**THE PROBLEM**
Copy out every line of the data below with no changes.

**SOURCE RECORDS**

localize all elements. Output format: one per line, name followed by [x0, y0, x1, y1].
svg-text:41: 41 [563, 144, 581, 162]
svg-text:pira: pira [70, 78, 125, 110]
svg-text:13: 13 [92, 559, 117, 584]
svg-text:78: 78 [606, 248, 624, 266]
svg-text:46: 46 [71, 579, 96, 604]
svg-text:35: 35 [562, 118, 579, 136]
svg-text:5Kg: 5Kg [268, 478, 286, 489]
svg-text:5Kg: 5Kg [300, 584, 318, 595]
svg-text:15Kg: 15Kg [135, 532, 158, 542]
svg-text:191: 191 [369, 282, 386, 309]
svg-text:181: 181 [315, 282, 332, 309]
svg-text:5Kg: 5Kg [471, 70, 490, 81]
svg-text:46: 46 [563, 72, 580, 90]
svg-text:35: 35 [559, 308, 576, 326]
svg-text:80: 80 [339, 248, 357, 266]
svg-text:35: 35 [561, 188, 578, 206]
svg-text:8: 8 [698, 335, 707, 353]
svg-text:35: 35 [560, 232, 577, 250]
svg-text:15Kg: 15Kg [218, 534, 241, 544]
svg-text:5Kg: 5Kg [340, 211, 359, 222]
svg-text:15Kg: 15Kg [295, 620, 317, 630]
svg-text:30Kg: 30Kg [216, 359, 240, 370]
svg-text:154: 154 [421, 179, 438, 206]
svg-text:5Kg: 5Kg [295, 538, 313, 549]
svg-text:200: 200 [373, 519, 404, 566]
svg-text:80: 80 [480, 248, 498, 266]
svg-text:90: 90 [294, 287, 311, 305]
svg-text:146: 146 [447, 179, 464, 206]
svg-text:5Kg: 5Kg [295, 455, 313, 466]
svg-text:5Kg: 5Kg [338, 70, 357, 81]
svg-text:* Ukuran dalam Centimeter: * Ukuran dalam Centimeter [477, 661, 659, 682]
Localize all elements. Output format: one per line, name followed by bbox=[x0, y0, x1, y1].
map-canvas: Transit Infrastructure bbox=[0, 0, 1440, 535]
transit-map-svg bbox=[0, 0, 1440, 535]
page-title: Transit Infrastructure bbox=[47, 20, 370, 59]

**EXERCISE OUTPUT**
localize all elements. Output format: one per line, name followed by [x0, y0, x1, y1].
svg-text:41: 41 [563, 144, 581, 162]
svg-text:pira: pira [70, 78, 125, 110]
svg-text:13: 13 [92, 559, 117, 584]
svg-text:78: 78 [606, 248, 624, 266]
svg-text:46: 46 [71, 579, 96, 604]
svg-text:35: 35 [562, 118, 579, 136]
svg-text:5Kg: 5Kg [268, 478, 286, 489]
svg-text:5Kg: 5Kg [300, 584, 318, 595]
svg-text:15Kg: 15Kg [135, 532, 158, 542]
svg-text:191: 191 [369, 282, 386, 309]
svg-text:181: 181 [315, 282, 332, 309]
svg-text:5Kg: 5Kg [471, 70, 490, 81]
svg-text:46: 46 [563, 72, 580, 90]
svg-text:35: 35 [559, 308, 576, 326]
svg-text:80: 80 [339, 248, 357, 266]
svg-text:35: 35 [561, 188, 578, 206]
svg-text:8: 8 [698, 335, 707, 353]
svg-text:35: 35 [560, 232, 577, 250]
svg-text:15Kg: 15Kg [218, 534, 241, 544]
svg-text:5Kg: 5Kg [340, 211, 359, 222]
svg-text:15Kg: 15Kg [295, 620, 317, 630]
svg-text:30Kg: 30Kg [216, 359, 240, 370]
svg-text:154: 154 [421, 179, 438, 206]
svg-text:5Kg: 5Kg [295, 538, 313, 549]
svg-text:200: 200 [373, 519, 404, 566]
svg-text:80: 80 [480, 248, 498, 266]
svg-text:90: 90 [294, 287, 311, 305]
svg-text:146: 146 [447, 179, 464, 206]
svg-text:5Kg: 5Kg [295, 455, 313, 466]
svg-text:5Kg: 5Kg [338, 70, 357, 81]
svg-text:* Ukuran dalam Centimeter: * Ukuran dalam Centimeter [477, 661, 659, 682]
Localize all elements. Output format: one per line, name followed by bbox=[x0, y0, x1, y1].
map-canvas: Transit Infrastructure bbox=[0, 0, 1440, 535]
transit-map-svg bbox=[0, 0, 1440, 535]
page-title: Transit Infrastructure bbox=[47, 20, 370, 59]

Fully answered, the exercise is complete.